### PROBLEM DESCRIPTION
Return the entries below verbatim. Pictures stay out.
......
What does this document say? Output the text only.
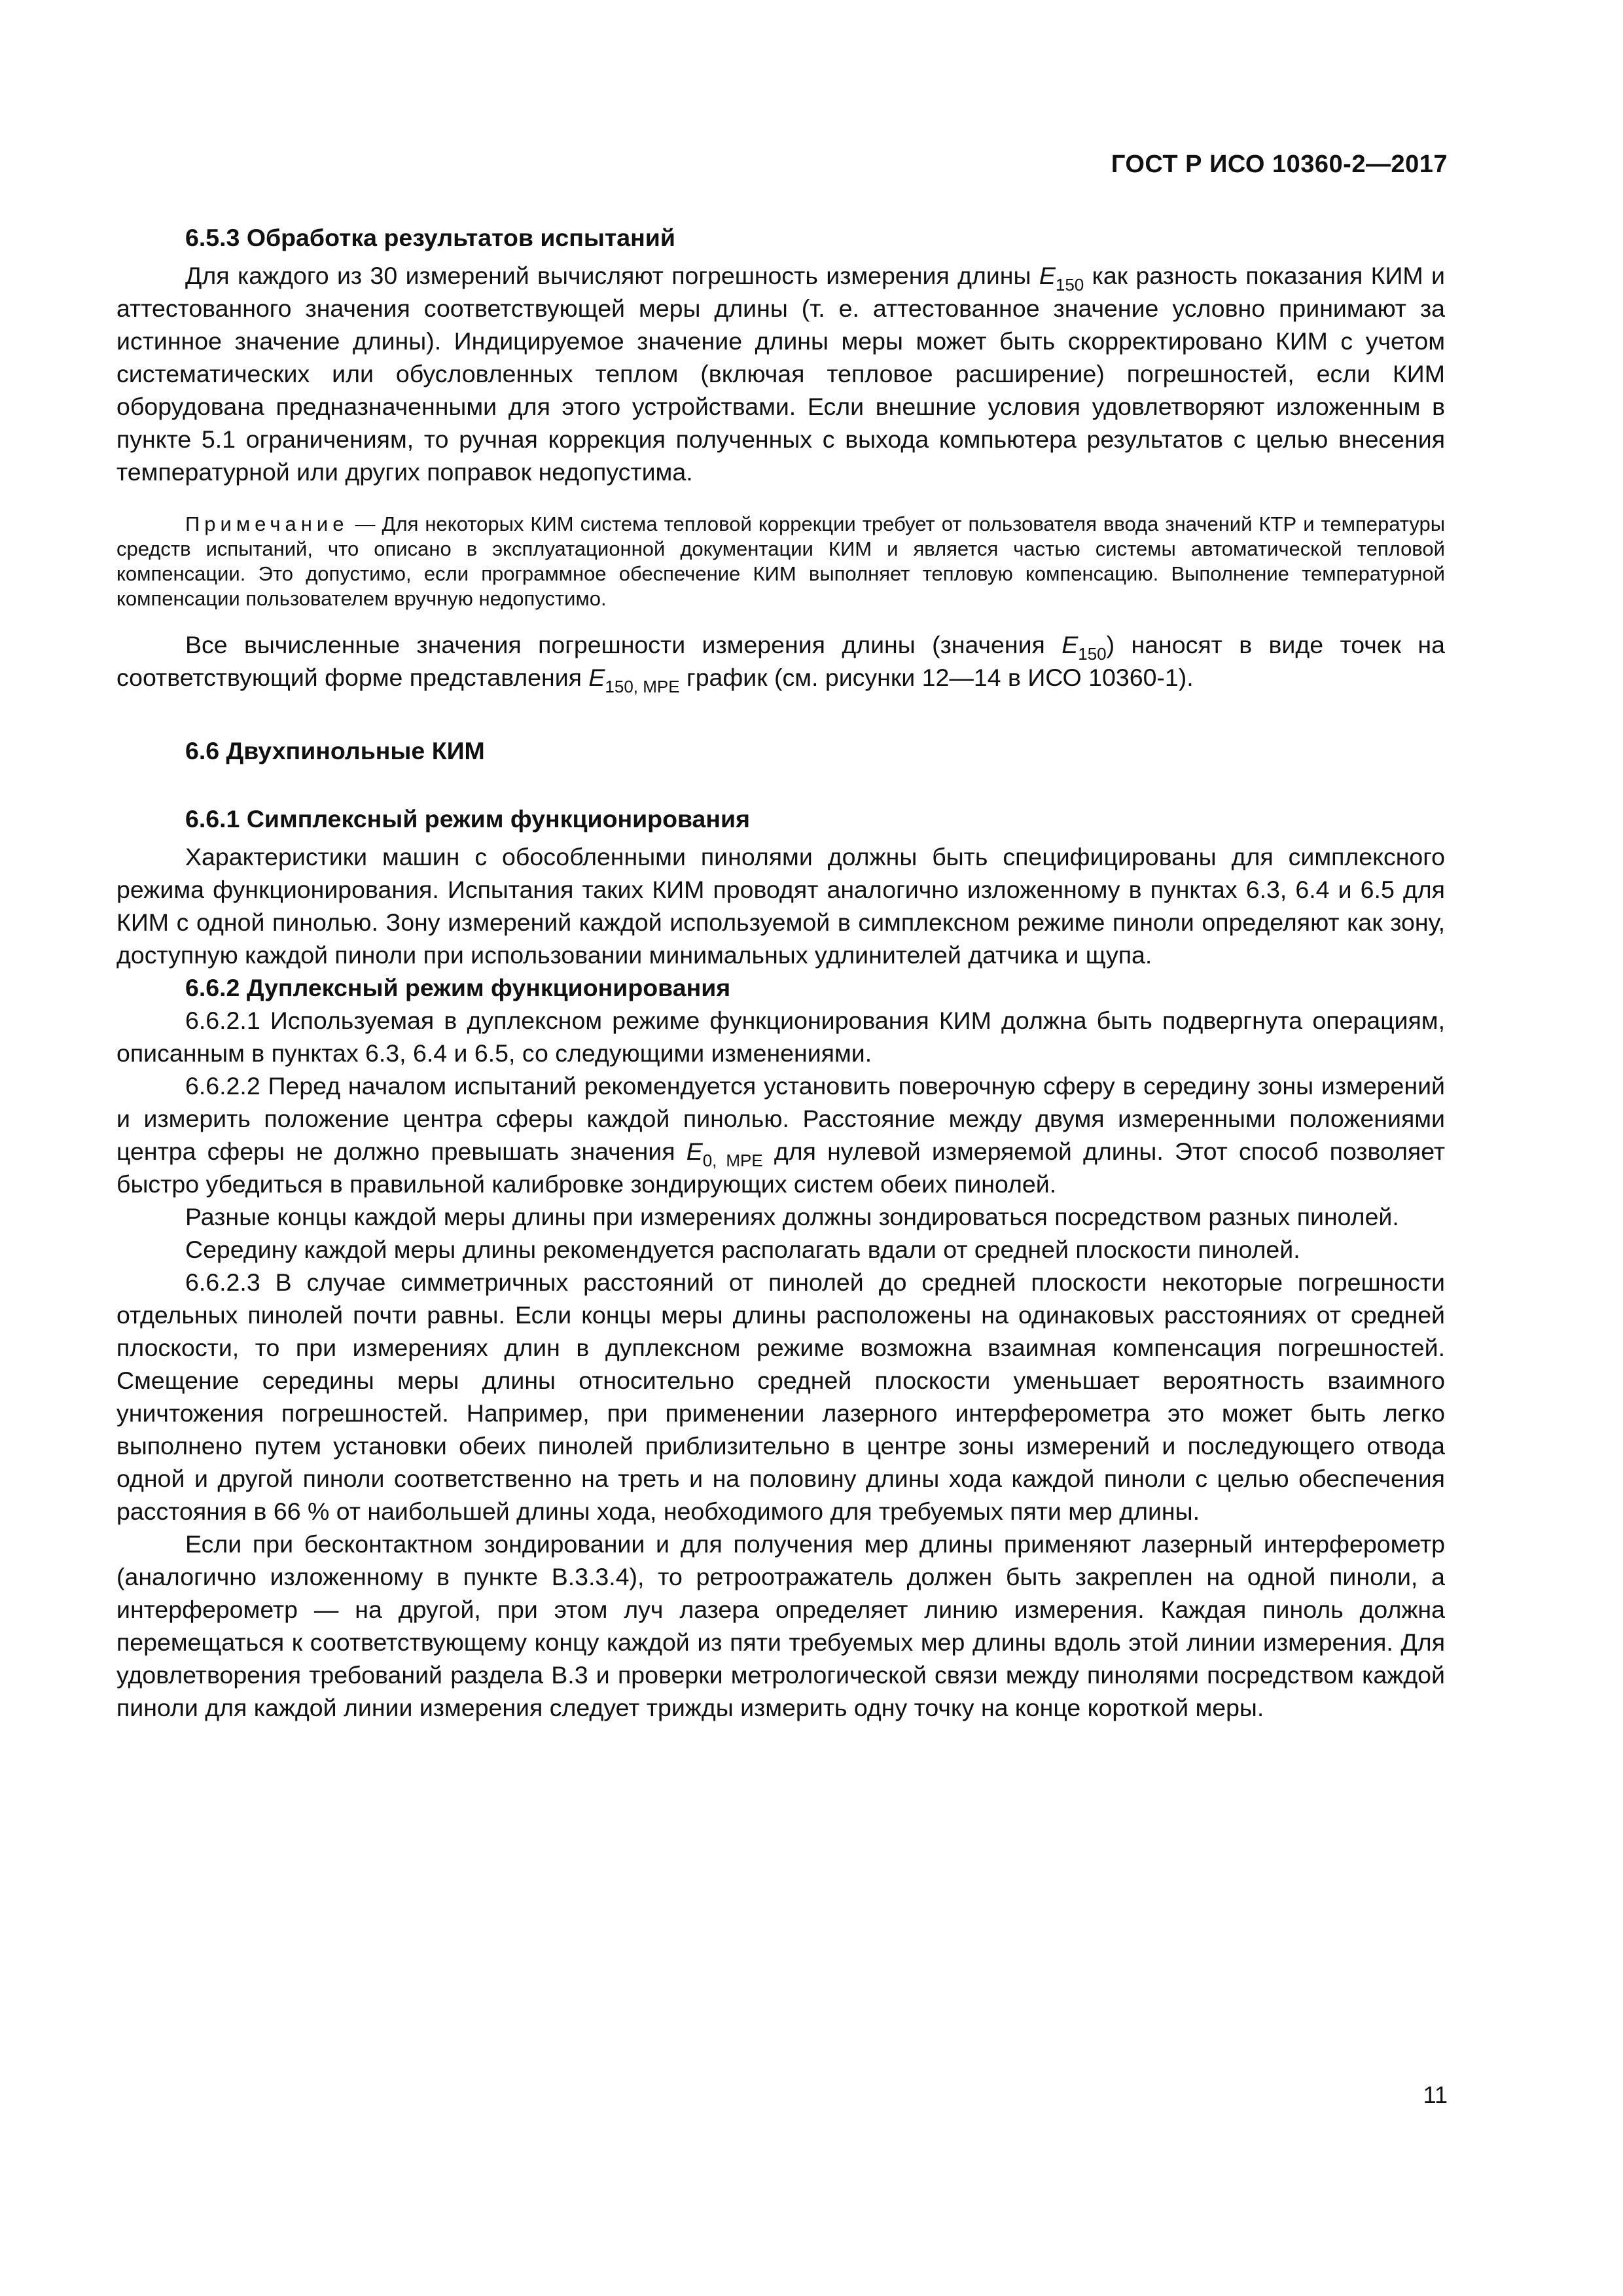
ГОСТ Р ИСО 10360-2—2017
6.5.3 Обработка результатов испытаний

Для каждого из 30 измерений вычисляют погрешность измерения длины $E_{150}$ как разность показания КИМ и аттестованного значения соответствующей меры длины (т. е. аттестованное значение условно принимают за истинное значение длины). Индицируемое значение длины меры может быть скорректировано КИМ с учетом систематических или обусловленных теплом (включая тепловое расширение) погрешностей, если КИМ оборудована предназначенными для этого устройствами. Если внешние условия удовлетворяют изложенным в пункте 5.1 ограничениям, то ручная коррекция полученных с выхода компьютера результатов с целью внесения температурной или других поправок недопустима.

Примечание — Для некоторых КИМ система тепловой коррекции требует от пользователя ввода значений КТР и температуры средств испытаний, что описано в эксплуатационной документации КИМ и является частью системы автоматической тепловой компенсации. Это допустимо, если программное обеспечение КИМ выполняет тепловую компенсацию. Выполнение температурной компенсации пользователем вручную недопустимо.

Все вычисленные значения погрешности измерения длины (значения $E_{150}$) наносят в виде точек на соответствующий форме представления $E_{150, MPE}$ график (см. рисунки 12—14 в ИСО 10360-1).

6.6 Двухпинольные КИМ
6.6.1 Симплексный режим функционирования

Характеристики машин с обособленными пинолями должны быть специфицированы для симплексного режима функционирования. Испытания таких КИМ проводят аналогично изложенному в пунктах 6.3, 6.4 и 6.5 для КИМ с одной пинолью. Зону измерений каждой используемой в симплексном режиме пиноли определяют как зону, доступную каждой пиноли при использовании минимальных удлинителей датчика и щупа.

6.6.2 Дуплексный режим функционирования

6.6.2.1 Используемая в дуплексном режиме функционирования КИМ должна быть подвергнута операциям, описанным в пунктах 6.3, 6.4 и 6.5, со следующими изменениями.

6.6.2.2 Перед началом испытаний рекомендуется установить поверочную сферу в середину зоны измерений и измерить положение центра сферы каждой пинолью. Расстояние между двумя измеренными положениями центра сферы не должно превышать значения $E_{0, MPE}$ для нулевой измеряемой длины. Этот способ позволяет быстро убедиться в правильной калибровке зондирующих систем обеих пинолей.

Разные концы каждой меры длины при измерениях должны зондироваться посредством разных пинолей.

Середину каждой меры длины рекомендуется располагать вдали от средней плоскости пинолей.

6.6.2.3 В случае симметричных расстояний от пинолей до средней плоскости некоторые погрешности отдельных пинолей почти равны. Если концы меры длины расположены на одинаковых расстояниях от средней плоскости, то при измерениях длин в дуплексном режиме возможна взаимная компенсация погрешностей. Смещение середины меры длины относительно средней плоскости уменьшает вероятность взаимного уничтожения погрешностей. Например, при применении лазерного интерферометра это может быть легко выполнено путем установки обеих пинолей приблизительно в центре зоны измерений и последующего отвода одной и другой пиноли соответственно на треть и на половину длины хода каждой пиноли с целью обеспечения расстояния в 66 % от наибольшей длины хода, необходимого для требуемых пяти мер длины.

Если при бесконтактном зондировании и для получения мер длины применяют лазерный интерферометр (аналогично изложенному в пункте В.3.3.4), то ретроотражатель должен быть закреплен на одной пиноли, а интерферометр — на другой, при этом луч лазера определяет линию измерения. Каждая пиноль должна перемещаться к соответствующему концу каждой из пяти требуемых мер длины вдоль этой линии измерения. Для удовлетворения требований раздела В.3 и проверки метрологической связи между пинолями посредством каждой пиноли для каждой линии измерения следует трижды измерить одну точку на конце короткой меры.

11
......
### EXPECTED ANSWER
What does this document say? Output the text only.
ГОСТ Р ИСО 10360-2—2017
6.5.3 Обработка результатов испытаний

Для каждого из 30 измерений вычисляют погрешность измерения длины $E_{150}$ как разность показания КИМ и аттестованного значения соответствующей меры длины (т. е. аттестованное значение условно принимают за истинное значение длины). Индицируемое значение длины меры может быть скорректировано КИМ с учетом систематических или обусловленных теплом (включая тепловое расширение) погрешностей, если КИМ оборудована предназначенными для этого устройствами. Если внешние условия удовлетворяют изложенным в пункте 5.1 ограничениям, то ручная коррекция полученных с выхода компьютера результатов с целью внесения температурной или других поправок недопустима.

Примечание — Для некоторых КИМ система тепловой коррекции требует от пользователя ввода значений КТР и температуры средств испытаний, что описано в эксплуатационной документации КИМ и является частью системы автоматической тепловой компенсации. Это допустимо, если программное обеспечение КИМ выполняет тепловую компенсацию. Выполнение температурной компенсации пользователем вручную недопустимо.

Все вычисленные значения погрешности измерения длины (значения $E_{150}$) наносят в виде точек на соответствующий форме представления $E_{150, MPE}$ график (см. рисунки 12—14 в ИСО 10360-1).

6.6 Двухпинольные КИМ
6.6.1 Симплексный режим функционирования

Характеристики машин с обособленными пинолями должны быть специфицированы для симплексного режима функционирования. Испытания таких КИМ проводят аналогично изложенному в пунктах 6.3, 6.4 и 6.5 для КИМ с одной пинолью. Зону измерений каждой используемой в симплексном режиме пиноли определяют как зону, доступную каждой пиноли при использовании минимальных удлинителей датчика и щупа.

6.6.2 Дуплексный режим функционирования

6.6.2.1 Используемая в дуплексном режиме функционирования КИМ должна быть подвергнута операциям, описанным в пунктах 6.3, 6.4 и 6.5, со следующими изменениями.

6.6.2.2 Перед началом испытаний рекомендуется установить поверочную сферу в середину зоны измерений и измерить положение центра сферы каждой пинолью. Расстояние между двумя измеренными положениями центра сферы не должно превышать значения $E_{0, MPE}$ для нулевой измеряемой длины. Этот способ позволяет быстро убедиться в правильной калибровке зондирующих систем обеих пинолей.

Разные концы каждой меры длины при измерениях должны зондироваться посредством разных пинолей.

Середину каждой меры длины рекомендуется располагать вдали от средней плоскости пинолей.

6.6.2.3 В случае симметричных расстояний от пинолей до средней плоскости некоторые погрешности отдельных пинолей почти равны. Если концы меры длины расположены на одинаковых расстояниях от средней плоскости, то при измерениях длин в дуплексном режиме возможна взаимная компенсация погрешностей. Смещение середины меры длины относительно средней плоскости уменьшает вероятность взаимного уничтожения погрешностей. Например, при применении лазерного интерферометра это может быть легко выполнено путем установки обеих пинолей приблизительно в центре зоны измерений и последующего отвода одной и другой пиноли соответственно на треть и на половину длины хода каждой пиноли с целью обеспечения расстояния в 66 % от наибольшей длины хода, необходимого для требуемых пяти мер длины.

Если при бесконтактном зондировании и для получения мер длины применяют лазерный интерферометр (аналогично изложенному в пункте В.3.3.4), то ретроотражатель должен быть закреплен на одной пиноли, а интерферометр — на другой, при этом луч лазера определяет линию измерения. Каждая пиноль должна перемещаться к соответствующему концу каждой из пяти требуемых мер длины вдоль этой линии измерения. Для удовлетворения требований раздела В.3 и проверки метрологической связи между пинолями посредством каждой пиноли для каждой линии измерения следует трижды измерить одну точку на конце короткой меры.

11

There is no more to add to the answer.